▸ Entries shown:

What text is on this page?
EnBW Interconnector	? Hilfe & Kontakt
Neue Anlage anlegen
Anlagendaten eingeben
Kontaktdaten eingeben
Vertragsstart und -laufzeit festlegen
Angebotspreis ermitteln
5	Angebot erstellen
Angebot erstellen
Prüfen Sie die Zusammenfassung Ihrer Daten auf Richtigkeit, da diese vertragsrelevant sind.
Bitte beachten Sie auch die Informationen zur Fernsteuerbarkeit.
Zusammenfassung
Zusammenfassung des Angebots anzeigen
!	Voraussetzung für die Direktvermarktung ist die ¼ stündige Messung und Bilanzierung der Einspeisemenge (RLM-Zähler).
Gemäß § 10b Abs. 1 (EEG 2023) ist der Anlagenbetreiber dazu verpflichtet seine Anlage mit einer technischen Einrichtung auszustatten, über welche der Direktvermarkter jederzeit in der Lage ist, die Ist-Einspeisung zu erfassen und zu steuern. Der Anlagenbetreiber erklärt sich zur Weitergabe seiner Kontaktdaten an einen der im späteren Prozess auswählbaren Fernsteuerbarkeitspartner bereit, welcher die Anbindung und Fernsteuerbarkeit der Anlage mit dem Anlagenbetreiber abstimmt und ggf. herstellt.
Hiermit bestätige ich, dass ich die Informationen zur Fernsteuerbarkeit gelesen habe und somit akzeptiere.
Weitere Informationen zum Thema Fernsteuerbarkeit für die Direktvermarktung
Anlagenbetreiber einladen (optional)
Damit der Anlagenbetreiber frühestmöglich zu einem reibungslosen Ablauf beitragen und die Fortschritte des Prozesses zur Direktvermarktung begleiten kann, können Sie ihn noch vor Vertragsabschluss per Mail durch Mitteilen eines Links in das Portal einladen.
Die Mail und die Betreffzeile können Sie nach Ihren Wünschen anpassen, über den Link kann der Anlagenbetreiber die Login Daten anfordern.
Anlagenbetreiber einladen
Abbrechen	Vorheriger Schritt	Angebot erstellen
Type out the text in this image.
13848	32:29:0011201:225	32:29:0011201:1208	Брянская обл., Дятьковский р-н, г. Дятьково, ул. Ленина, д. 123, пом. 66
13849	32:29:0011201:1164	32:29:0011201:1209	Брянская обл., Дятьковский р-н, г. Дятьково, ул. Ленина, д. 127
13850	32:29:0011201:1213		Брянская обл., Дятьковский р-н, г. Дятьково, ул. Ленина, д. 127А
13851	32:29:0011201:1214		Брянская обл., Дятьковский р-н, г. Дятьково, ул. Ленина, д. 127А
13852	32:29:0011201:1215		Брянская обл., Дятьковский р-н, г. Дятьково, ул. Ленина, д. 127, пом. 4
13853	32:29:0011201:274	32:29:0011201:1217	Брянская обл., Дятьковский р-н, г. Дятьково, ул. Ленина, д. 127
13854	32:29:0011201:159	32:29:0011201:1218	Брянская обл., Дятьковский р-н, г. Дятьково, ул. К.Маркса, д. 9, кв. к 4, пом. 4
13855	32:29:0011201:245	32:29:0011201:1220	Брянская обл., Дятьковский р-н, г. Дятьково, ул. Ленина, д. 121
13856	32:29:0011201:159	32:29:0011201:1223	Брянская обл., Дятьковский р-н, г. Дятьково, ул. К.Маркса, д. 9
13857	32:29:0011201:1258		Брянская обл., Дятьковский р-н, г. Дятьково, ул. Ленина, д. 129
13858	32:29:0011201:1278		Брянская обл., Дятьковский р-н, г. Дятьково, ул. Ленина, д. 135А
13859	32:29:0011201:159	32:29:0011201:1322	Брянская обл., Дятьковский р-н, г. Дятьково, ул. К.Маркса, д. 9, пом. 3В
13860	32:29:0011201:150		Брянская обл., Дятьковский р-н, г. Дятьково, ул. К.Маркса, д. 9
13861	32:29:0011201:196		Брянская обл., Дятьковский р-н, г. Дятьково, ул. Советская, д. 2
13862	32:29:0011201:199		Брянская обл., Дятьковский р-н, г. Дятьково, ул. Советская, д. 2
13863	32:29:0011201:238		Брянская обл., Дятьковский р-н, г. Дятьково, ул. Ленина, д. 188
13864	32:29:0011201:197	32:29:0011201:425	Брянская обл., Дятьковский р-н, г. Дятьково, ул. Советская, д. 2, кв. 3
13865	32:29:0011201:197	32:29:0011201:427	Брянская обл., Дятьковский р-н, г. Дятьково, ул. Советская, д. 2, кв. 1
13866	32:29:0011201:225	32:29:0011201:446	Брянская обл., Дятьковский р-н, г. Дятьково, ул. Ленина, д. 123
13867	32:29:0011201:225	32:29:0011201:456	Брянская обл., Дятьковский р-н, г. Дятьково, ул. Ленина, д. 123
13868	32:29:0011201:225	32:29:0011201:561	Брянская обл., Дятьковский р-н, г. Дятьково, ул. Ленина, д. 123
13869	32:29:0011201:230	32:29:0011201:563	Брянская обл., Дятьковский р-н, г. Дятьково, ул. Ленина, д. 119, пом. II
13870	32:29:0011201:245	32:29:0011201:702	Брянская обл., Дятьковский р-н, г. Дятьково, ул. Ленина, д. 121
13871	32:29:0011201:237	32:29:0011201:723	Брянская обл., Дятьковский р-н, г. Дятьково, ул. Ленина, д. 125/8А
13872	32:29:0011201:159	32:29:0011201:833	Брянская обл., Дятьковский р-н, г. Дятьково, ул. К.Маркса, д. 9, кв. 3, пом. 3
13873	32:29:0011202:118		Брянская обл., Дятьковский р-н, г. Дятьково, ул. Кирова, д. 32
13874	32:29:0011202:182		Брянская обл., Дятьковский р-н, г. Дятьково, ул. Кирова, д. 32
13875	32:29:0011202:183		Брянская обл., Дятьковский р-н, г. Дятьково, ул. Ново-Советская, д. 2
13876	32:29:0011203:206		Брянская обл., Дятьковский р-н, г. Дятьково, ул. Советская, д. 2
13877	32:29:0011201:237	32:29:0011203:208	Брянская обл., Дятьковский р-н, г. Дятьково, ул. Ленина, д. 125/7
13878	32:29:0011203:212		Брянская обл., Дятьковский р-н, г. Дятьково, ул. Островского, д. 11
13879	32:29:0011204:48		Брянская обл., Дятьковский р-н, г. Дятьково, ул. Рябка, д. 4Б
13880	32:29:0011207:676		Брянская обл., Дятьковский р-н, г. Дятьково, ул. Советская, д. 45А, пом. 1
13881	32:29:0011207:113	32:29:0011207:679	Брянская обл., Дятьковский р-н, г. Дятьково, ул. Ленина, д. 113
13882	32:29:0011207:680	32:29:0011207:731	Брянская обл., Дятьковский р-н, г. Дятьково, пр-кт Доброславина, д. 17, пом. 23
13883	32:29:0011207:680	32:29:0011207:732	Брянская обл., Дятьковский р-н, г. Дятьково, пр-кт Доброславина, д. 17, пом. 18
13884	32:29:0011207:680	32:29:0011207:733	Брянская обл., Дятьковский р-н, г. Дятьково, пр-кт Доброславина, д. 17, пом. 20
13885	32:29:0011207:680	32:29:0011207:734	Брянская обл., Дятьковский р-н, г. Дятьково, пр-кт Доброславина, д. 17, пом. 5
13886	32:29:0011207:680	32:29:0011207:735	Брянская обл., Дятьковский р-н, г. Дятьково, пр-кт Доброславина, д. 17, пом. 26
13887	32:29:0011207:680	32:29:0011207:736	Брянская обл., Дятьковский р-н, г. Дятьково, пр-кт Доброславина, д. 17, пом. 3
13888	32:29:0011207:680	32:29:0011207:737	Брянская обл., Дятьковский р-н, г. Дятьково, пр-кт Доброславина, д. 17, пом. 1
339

▸ Exercise aim:
In this exercise, repeat all entries exactly.

▸ Correct result:
What text is on this page?
EnBW Interconnector	? Hilfe & Kontakt
Neue Anlage anlegen
Anlagendaten eingeben
Kontaktdaten eingeben
Vertragsstart und -laufzeit festlegen
Angebotspreis ermitteln
5	Angebot erstellen
Angebot erstellen
Prüfen Sie die Zusammenfassung Ihrer Daten auf Richtigkeit, da diese vertragsrelevant sind.
Bitte beachten Sie auch die Informationen zur Fernsteuerbarkeit.
Zusammenfassung
Zusammenfassung des Angebots anzeigen
!	Voraussetzung für die Direktvermarktung ist die ¼ stündige Messung und Bilanzierung der Einspeisemenge (RLM-Zähler).
Gemäß § 10b Abs. 1 (EEG 2023) ist der Anlagenbetreiber dazu verpflichtet seine Anlage mit einer technischen Einrichtung auszustatten, über welche der Direktvermarkter jederzeit in der Lage ist, die Ist-Einspeisung zu erfassen und zu steuern. Der Anlagenbetreiber erklärt sich zur Weitergabe seiner Kontaktdaten an einen der im späteren Prozess auswählbaren Fernsteuerbarkeitspartner bereit, welcher die Anbindung und Fernsteuerbarkeit der Anlage mit dem Anlagenbetreiber abstimmt und ggf. herstellt.
Hiermit bestätige ich, dass ich die Informationen zur Fernsteuerbarkeit gelesen habe und somit akzeptiere.
Weitere Informationen zum Thema Fernsteuerbarkeit für die Direktvermarktung
Anlagenbetreiber einladen (optional)
Damit der Anlagenbetreiber frühestmöglich zu einem reibungslosen Ablauf beitragen und die Fortschritte des Prozesses zur Direktvermarktung begleiten kann, können Sie ihn noch vor Vertragsabschluss per Mail durch Mitteilen eines Links in das Portal einladen.
Die Mail und die Betreffzeile können Sie nach Ihren Wünschen anpassen, über den Link kann der Anlagenbetreiber die Login Daten anfordern.
Anlagenbetreiber einladen
Abbrechen	Vorheriger Schritt	Angebot erstellen
Type out the text in this image.
13848	32:29:0011201:225	32:29:0011201:1208	Брянская обл., Дятьковский р-н, г. Дятьково, ул. Ленина, д. 123, пом. 66
13849	32:29:0011201:1164	32:29:0011201:1209	Брянская обл., Дятьковский р-н, г. Дятьково, ул. Ленина, д. 127
13850	32:29:0011201:1213		Брянская обл., Дятьковский р-н, г. Дятьково, ул. Ленина, д. 127А
13851	32:29:0011201:1214		Брянская обл., Дятьковский р-н, г. Дятьково, ул. Ленина, д. 127А
13852	32:29:0011201:1215		Брянская обл., Дятьковский р-н, г. Дятьково, ул. Ленина, д. 127, пом. 4
13853	32:29:0011201:274	32:29:0011201:1217	Брянская обл., Дятьковский р-н, г. Дятьково, ул. Ленина, д. 127
13854	32:29:0011201:159	32:29:0011201:1218	Брянская обл., Дятьковский р-н, г. Дятьково, ул. К.Маркса, д. 9, кв. к 4, пом. 4
13855	32:29:0011201:245	32:29:0011201:1220	Брянская обл., Дятьковский р-н, г. Дятьково, ул. Ленина, д. 121
13856	32:29:0011201:159	32:29:0011201:1223	Брянская обл., Дятьковский р-н, г. Дятьково, ул. К.Маркса, д. 9
13857	32:29:0011201:1258		Брянская обл., Дятьковский р-н, г. Дятьково, ул. Ленина, д. 129
13858	32:29:0011201:1278		Брянская обл., Дятьковский р-н, г. Дятьково, ул. Ленина, д. 135А
13859	32:29:0011201:159	32:29:0011201:1322	Брянская обл., Дятьковский р-н, г. Дятьково, ул. К.Маркса, д. 9, пом. 3В
13860	32:29:0011201:150		Брянская обл., Дятьковский р-н, г. Дятьково, ул. К.Маркса, д. 9
13861	32:29:0011201:196		Брянская обл., Дятьковский р-н, г. Дятьково, ул. Советская, д. 2
13862	32:29:0011201:199		Брянская обл., Дятьковский р-н, г. Дятьково, ул. Советская, д. 2
13863	32:29:0011201:238		Брянская обл., Дятьковский р-н, г. Дятьково, ул. Ленина, д. 188
13864	32:29:0011201:197	32:29:0011201:425	Брянская обл., Дятьковский р-н, г. Дятьково, ул. Советская, д. 2, кв. 3
13865	32:29:0011201:197	32:29:0011201:427	Брянская обл., Дятьковский р-н, г. Дятьково, ул. Советская, д. 2, кв. 1
13866	32:29:0011201:225	32:29:0011201:446	Брянская обл., Дятьковский р-н, г. Дятьково, ул. Ленина, д. 123
13867	32:29:0011201:225	32:29:0011201:456	Брянская обл., Дятьковский р-н, г. Дятьково, ул. Ленина, д. 123
13868	32:29:0011201:225	32:29:0011201:561	Брянская обл., Дятьковский р-н, г. Дятьково, ул. Ленина, д. 123
13869	32:29:0011201:230	32:29:0011201:563	Брянская обл., Дятьковский р-н, г. Дятьково, ул. Ленина, д. 119, пом. II
13870	32:29:0011201:245	32:29:0011201:702	Брянская обл., Дятьковский р-н, г. Дятьково, ул. Ленина, д. 121
13871	32:29:0011201:237	32:29:0011201:723	Брянская обл., Дятьковский р-н, г. Дятьково, ул. Ленина, д. 125/8А
13872	32:29:0011201:159	32:29:0011201:833	Брянская обл., Дятьковский р-н, г. Дятьково, ул. К.Маркса, д. 9, кв. 3, пом. 3
13873	32:29:0011202:118		Брянская обл., Дятьковский р-н, г. Дятьково, ул. Кирова, д. 32
13874	32:29:0011202:182		Брянская обл., Дятьковский р-н, г. Дятьково, ул. Кирова, д. 32
13875	32:29:0011202:183		Брянская обл., Дятьковский р-н, г. Дятьково, ул. Ново-Советская, д. 2
13876	32:29:0011203:206		Брянская обл., Дятьковский р-н, г. Дятьково, ул. Советская, д. 2
13877	32:29:0011201:237	32:29:0011203:208	Брянская обл., Дятьковский р-н, г. Дятьково, ул. Ленина, д. 125/7
13878	32:29:0011203:212		Брянская обл., Дятьковский р-н, г. Дятьково, ул. Островского, д. 11
13879	32:29:0011204:48		Брянская обл., Дятьковский р-н, г. Дятьково, ул. Рябка, д. 4Б
13880	32:29:0011207:676		Брянская обл., Дятьковский р-н, г. Дятьково, ул. Советская, д. 45А, пом. 1
13881	32:29:0011207:113	32:29:0011207:679	Брянская обл., Дятьковский р-н, г. Дятьково, ул. Ленина, д. 113
13882	32:29:0011207:680	32:29:0011207:731	Брянская обл., Дятьковский р-н, г. Дятьково, пр-кт Доброславина, д. 17, пом. 23
13883	32:29:0011207:680	32:29:0011207:732	Брянская обл., Дятьковский р-н, г. Дятьково, пр-кт Доброславина, д. 17, пом. 18
13884	32:29:0011207:680	32:29:0011207:733	Брянская обл., Дятьковский р-н, г. Дятьково, пр-кт Доброславина, д. 17, пом. 20
13885	32:29:0011207:680	32:29:0011207:734	Брянская обл., Дятьковский р-н, г. Дятьково, пр-кт Доброславина, д. 17, пом. 5
13886	32:29:0011207:680	32:29:0011207:735	Брянская обл., Дятьковский р-н, г. Дятьково, пр-кт Доброславина, д. 17, пом. 26
13887	32:29:0011207:680	32:29:0011207:736	Брянская обл., Дятьковский р-н, г. Дятьково, пр-кт Доброславина, д. 17, пом. 3
13888	32:29:0011207:680	32:29:0011207:737	Брянская обл., Дятьковский р-н, г. Дятьково, пр-кт Доброславина, д. 17, пом. 1
339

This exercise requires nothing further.